GIVEN PROBLEM: Answer with nothing except the number of lines that contain the word "pint".

ENTRIES SHOWN:
★ ★ ★
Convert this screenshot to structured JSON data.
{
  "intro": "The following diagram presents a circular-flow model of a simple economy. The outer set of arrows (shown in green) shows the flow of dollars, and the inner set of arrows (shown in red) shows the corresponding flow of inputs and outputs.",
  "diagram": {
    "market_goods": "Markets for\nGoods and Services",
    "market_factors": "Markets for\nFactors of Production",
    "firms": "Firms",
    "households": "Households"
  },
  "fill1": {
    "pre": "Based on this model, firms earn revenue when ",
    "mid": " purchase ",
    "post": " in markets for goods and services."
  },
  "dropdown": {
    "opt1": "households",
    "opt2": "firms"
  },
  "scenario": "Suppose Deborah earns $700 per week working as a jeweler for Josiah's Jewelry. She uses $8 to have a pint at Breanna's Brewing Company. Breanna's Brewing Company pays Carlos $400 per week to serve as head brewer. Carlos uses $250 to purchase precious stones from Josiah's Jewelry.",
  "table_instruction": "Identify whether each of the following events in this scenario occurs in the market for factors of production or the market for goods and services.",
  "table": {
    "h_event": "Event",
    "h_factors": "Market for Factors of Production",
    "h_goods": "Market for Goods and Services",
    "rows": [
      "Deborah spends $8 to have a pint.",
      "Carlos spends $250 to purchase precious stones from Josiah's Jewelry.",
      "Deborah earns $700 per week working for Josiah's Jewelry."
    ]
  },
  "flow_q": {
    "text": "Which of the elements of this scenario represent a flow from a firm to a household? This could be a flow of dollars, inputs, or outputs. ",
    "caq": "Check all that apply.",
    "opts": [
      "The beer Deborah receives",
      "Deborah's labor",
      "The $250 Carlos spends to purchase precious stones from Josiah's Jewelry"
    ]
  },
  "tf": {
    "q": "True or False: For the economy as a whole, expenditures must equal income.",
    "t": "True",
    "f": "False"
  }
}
★ ★ ★
RESPONSE BELOW: 2